- STATED GOAL
Your task is to give the data again, exactly, with every line intact.

[Dataset rows about figures]

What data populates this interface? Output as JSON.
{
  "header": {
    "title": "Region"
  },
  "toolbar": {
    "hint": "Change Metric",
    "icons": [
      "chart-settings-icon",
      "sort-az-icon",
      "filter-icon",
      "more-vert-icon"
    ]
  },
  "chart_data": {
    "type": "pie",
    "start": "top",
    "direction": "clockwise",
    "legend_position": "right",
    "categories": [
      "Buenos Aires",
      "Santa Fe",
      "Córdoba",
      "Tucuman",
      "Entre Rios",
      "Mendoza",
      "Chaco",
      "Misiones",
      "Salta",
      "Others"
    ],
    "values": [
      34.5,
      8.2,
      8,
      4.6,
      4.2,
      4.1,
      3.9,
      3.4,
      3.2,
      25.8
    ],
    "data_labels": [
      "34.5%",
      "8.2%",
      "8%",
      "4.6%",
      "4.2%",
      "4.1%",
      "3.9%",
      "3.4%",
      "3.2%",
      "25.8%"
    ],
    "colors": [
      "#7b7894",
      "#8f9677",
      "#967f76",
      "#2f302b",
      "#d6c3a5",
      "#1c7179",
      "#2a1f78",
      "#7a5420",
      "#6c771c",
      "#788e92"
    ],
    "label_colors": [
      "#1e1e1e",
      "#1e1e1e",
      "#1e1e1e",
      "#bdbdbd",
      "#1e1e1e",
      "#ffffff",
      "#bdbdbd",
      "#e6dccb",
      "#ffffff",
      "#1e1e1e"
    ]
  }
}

- RESULT OF THE EXERCISE
What data populates this interface? Output as JSON.
{
  "header": {
    "title": "Region"
  },
  "toolbar": {
    "hint": "Change Metric",
    "icons": [
      "chart-settings-icon",
      "sort-az-icon",
      "filter-icon",
      "more-vert-icon"
    ]
  },
  "chart_data": {
    "type": "pie",
    "start": "top",
    "direction": "clockwise",
    "legend_position": "right",
    "categories": [
      "Buenos Aires",
      "Santa Fe",
      "Córdoba",
      "Tucuman",
      "Entre Rios",
      "Mendoza",
      "Chaco",
      "Misiones",
      "Salta",
      "Others"
    ],
    "values": [
      34.5,
      8.2,
      8,
      4.6,
      4.2,
      4.1,
      3.9,
      3.4,
      3.2,
      25.8
    ],
    "data_labels": [
      "34.5%",
      "8.2%",
      "8%",
      "4.6%",
      "4.2%",
      "4.1%",
      "3.9%",
      "3.4%",
      "3.2%",
      "25.8%"
    ],
    "colors": [
      "#7b7894",
      "#8f9677",
      "#967f76",
      "#2f302b",
      "#d6c3a5",
      "#1c7179",
      "#2a1f78",
      "#7a5420",
      "#6c771c",
      "#788e92"
    ],
    "label_colors": [
      "#1e1e1e",
      "#1e1e1e",
      "#1e1e1e",
      "#bdbdbd",
      "#1e1e1e",
      "#ffffff",
      "#bdbdbd",
      "#e6dccb",
      "#ffffff",
      "#1e1e1e"
    ]
  }
}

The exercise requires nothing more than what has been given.